Source data:

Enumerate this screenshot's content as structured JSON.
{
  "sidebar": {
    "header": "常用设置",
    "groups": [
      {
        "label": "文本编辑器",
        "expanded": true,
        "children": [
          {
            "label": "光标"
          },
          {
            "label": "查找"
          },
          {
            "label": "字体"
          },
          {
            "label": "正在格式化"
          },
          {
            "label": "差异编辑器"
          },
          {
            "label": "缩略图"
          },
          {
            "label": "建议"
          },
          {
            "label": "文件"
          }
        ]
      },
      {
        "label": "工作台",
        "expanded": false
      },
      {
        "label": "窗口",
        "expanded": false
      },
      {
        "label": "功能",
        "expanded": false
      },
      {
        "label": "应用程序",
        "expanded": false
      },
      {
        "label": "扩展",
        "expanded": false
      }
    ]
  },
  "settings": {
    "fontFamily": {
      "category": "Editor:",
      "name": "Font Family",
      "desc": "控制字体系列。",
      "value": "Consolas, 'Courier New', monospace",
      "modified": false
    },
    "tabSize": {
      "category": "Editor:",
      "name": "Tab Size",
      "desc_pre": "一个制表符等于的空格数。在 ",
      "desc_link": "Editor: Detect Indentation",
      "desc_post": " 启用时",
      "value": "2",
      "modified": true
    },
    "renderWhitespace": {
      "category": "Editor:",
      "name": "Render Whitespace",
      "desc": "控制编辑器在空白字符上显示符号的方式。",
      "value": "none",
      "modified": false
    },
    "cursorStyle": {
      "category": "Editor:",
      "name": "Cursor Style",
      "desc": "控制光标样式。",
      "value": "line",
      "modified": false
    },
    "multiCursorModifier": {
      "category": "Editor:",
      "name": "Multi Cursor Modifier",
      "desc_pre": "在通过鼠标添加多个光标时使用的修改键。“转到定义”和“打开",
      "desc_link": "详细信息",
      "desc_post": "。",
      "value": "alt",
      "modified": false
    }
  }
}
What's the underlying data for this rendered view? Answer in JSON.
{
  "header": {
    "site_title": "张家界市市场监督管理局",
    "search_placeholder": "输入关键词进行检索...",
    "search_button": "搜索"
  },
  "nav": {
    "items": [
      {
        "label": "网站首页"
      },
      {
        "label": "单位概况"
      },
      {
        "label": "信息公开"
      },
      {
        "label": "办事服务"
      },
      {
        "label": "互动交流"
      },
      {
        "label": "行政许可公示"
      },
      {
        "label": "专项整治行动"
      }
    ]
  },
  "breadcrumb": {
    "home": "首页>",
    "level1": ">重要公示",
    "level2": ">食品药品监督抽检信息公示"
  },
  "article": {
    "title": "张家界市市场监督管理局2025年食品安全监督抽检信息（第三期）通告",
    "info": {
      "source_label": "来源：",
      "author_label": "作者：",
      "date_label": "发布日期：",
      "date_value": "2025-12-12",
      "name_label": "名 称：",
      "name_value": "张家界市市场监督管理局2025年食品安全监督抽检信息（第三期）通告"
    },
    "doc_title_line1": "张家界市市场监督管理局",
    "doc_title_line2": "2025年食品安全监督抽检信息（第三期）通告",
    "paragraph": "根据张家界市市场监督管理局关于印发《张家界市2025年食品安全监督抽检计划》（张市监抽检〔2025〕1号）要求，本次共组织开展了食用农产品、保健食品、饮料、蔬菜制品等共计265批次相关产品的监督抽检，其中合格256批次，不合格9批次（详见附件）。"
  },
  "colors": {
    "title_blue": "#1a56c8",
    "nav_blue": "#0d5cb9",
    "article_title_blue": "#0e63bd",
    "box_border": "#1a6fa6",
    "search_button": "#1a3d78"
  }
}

Prompt: Type out the material again exactly as presented.

Expected answer:
Enumerate this screenshot's content as structured JSON.
{
  "sidebar": {
    "header": "常用设置",
    "groups": [
      {
        "label": "文本编辑器",
        "expanded": true,
        "children": [
          {
            "label": "光标"
          },
          {
            "label": "查找"
          },
          {
            "label": "字体"
          },
          {
            "label": "正在格式化"
          },
          {
            "label": "差异编辑器"
          },
          {
            "label": "缩略图"
          },
          {
            "label": "建议"
          },
          {
            "label": "文件"
          }
        ]
      },
      {
        "label": "工作台",
        "expanded": false
      },
      {
        "label": "窗口",
        "expanded": false
      },
      {
        "label": "功能",
        "expanded": false
      },
      {
        "label": "应用程序",
        "expanded": false
      },
      {
        "label": "扩展",
        "expanded": false
      }
    ]
  },
  "settings": {
    "fontFamily": {
      "category": "Editor:",
      "name": "Font Family",
      "desc": "控制字体系列。",
      "value": "Consolas, 'Courier New', monospace",
      "modified": false
    },
    "tabSize": {
      "category": "Editor:",
      "name": "Tab Size",
      "desc_pre": "一个制表符等于的空格数。在 ",
      "desc_link": "Editor: Detect Indentation",
      "desc_post": " 启用时",
      "value": "2",
      "modified": true
    },
    "renderWhitespace": {
      "category": "Editor:",
      "name": "Render Whitespace",
      "desc": "控制编辑器在空白字符上显示符号的方式。",
      "value": "none",
      "modified": false
    },
    "cursorStyle": {
      "category": "Editor:",
      "name": "Cursor Style",
      "desc": "控制光标样式。",
      "value": "line",
      "modified": false
    },
    "multiCursorModifier": {
      "category": "Editor:",
      "name": "Multi Cursor Modifier",
      "desc_pre": "在通过鼠标添加多个光标时使用的修改键。“转到定义”和“打开",
      "desc_link": "详细信息",
      "desc_post": "。",
      "value": "alt",
      "modified": false
    }
  }
}
What's the underlying data for this rendered view? Answer in JSON.
{
  "header": {
    "site_title": "张家界市市场监督管理局",
    "search_placeholder": "输入关键词进行检索...",
    "search_button": "搜索"
  },
  "nav": {
    "items": [
      {
        "label": "网站首页"
      },
      {
        "label": "单位概况"
      },
      {
        "label": "信息公开"
      },
      {
        "label": "办事服务"
      },
      {
        "label": "互动交流"
      },
      {
        "label": "行政许可公示"
      },
      {
        "label": "专项整治行动"
      }
    ]
  },
  "breadcrumb": {
    "home": "首页>",
    "level1": ">重要公示",
    "level2": ">食品药品监督抽检信息公示"
  },
  "article": {
    "title": "张家界市市场监督管理局2025年食品安全监督抽检信息（第三期）通告",
    "info": {
      "source_label": "来源：",
      "author_label": "作者：",
      "date_label": "发布日期：",
      "date_value": "2025-12-12",
      "name_label": "名 称：",
      "name_value": "张家界市市场监督管理局2025年食品安全监督抽检信息（第三期）通告"
    },
    "doc_title_line1": "张家界市市场监督管理局",
    "doc_title_line2": "2025年食品安全监督抽检信息（第三期）通告",
    "paragraph": "根据张家界市市场监督管理局关于印发《张家界市2025年食品安全监督抽检计划》（张市监抽检〔2025〕1号）要求，本次共组织开展了食用农产品、保健食品、饮料、蔬菜制品等共计265批次相关产品的监督抽检，其中合格256批次，不合格9批次（详见附件）。"
  },
  "colors": {
    "title_blue": "#1a56c8",
    "nav_blue": "#0d5cb9",
    "article_title_blue": "#0e63bd",
    "box_border": "#1a6fa6",
    "search_button": "#1a3d78"
  }
}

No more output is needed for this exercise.